• _Extract to read_:
⟨

First the history and then a recipe….note I didn’t write THE recipe because butter tarts are about as personal as it gets for a veteran baker. To understand this iconic Canadian tart, I turned to retired York University Professor Mary F. Williamson who responded to my query in her capacity as a culinary and art historian:
“I have gone thoroughly through my cookbook collection and the first reference to ‘Butter Tarts’ I have found is in the Vogue Cook Book, published in 1908 by the Toronto Daily News from recipes submitted by readers. Mrs. G.M.B. of Toronto submitted a tart made up of sugar, butter, egg, currants, vanilla and pinch of salt. That salt is interesting — an early way of cutting the sweetness that subsequently changed into lemon or vinegar. There is another Butter Tart in the book from someone in Plattsville, but it is a very different kind of tart. A “Composition Tart” in the same cookbook calls for “honey syrup or golden syrup, butter, eggs, nutmeg. Corn syrup was invented by Karo in 1902, so hard to say what this syrup might have been. By 1911 in the Canadian Farm Cook Book you have 6 recipes for Butter Tarts from all over Ontario. And then, of course, “Filling for a tart” in the Barrie Victoria Hospital Cook Book of 1900 which by any other name is a butter tart,”.

⟩

• _Data excerpts_:
⟨

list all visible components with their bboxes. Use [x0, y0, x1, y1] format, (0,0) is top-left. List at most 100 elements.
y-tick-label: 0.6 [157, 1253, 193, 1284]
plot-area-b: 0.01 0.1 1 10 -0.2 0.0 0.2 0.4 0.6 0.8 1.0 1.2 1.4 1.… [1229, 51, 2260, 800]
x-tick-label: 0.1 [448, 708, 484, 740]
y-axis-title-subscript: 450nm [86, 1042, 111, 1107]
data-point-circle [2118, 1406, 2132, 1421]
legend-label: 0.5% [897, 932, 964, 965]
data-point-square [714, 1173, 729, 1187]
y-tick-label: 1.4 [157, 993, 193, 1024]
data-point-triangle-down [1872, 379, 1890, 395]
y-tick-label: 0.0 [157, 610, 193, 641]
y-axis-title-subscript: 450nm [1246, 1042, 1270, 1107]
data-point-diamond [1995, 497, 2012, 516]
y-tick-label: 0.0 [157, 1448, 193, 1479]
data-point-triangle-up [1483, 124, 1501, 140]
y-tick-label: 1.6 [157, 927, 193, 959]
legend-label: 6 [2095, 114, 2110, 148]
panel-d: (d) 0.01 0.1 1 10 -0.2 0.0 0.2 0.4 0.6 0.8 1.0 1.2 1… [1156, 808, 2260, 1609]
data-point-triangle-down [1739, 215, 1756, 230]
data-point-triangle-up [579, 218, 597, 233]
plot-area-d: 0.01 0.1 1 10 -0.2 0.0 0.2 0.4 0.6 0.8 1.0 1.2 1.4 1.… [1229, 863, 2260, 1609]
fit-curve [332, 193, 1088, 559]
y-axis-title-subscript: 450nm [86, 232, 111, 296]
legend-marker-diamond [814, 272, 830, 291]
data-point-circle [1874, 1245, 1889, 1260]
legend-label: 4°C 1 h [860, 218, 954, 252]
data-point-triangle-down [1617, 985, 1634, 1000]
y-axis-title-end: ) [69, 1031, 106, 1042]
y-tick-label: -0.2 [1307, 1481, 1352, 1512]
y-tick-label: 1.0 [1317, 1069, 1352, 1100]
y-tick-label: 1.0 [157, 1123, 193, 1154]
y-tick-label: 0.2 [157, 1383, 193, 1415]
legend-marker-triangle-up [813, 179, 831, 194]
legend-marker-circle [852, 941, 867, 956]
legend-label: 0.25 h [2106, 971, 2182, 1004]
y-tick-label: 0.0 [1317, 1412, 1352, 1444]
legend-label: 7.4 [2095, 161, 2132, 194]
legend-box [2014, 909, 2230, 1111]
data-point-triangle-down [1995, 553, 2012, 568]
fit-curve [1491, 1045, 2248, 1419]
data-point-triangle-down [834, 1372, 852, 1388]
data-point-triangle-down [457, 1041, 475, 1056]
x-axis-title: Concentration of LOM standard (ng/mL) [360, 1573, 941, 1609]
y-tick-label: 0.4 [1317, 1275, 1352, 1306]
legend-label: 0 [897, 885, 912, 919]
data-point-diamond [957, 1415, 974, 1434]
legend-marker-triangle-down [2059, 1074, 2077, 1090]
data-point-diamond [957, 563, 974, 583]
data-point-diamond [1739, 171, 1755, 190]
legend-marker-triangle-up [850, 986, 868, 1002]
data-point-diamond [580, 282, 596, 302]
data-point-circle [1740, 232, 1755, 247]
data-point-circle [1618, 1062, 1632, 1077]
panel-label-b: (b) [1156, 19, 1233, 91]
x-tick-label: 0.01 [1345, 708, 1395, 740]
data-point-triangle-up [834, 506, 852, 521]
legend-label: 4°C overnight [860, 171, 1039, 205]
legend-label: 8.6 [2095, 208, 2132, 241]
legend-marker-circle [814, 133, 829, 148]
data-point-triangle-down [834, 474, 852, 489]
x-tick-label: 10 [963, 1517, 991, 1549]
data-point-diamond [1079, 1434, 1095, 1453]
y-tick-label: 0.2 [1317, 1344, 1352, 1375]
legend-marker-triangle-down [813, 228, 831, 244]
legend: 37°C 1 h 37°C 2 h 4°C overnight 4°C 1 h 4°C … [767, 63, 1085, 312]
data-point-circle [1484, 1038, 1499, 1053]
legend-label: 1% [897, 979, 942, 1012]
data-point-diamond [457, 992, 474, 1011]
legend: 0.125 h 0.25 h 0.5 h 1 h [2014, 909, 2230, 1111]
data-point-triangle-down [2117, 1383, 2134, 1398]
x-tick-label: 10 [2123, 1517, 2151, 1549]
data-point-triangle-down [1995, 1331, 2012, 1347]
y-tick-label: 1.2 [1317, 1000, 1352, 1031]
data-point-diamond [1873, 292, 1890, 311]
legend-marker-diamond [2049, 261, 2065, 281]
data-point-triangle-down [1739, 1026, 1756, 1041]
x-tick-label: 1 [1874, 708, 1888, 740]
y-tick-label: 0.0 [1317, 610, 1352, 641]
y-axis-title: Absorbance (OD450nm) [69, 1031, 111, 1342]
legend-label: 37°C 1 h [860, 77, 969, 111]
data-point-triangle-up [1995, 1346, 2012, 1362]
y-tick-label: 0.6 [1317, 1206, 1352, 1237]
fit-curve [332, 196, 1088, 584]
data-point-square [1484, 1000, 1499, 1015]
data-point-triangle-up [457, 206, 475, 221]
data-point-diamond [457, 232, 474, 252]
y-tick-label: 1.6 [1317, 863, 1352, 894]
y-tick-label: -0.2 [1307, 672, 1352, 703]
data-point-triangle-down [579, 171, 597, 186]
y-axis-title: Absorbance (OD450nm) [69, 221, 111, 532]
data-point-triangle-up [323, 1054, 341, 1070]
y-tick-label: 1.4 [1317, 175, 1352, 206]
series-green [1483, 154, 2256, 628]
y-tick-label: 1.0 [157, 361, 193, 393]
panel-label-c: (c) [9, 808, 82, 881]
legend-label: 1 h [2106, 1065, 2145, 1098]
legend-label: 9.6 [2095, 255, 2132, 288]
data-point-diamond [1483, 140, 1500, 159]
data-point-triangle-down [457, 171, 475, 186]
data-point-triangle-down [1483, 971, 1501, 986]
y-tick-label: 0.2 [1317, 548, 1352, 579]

⟩

• _Problem requirements_:
Carry on the piece about the history of butter tarts from its last sentence. The records have nothing to do with what comes next.

• _Expected answer_:
Butter tarts were what most farm wives had at their disposal…good butter, eggs, sugar, flour and lard for the pastry. And over the years bakers all across Canada have adopted the tart as their own.
This recipe comes from Peggy Morris who, even though her vision has failed, still has that special touch that makes them so very good. They are the dessert of choice that her four sons grew up on in Peel Township in Southwestern Ontario.
• Pastry for 18 deep tart shells
• 1 cup (250 mL) raisins
• 2 eggs
• 1/3 cup (75 mL) corn syrup
• 1 cup (250 mL) packed brown sugar
• 3 tbsps (45 mL) melted butter
• ½ cup (125 mL) chopped walnuts or pecans
In a small bowl, cover raisins with boiling water. Let soak for 20 minutes. Drain and set aside.
In a separate bowl, whisk together the eggs, corn syrup, brown sugar, melted butter and nuts. Stir in the raisins. Pour evenly into the prepared tart shells.
Place into a preheated 450’F (220’C) oven for 5 minutes. Reduce heat to 350’F (180’C) an open door slightly for 15 – 20 seconds to bring temperature down rapidly. Bake for 15 minutes or until bubbling and deep golden brown. Let cool for 10 – 15 minutes before removing tarts from the pan.
Recipe excerpted from Anita Stewart’s CANADA: The Food, The Recipes, The Stories (HarperCollinsCanada 2008).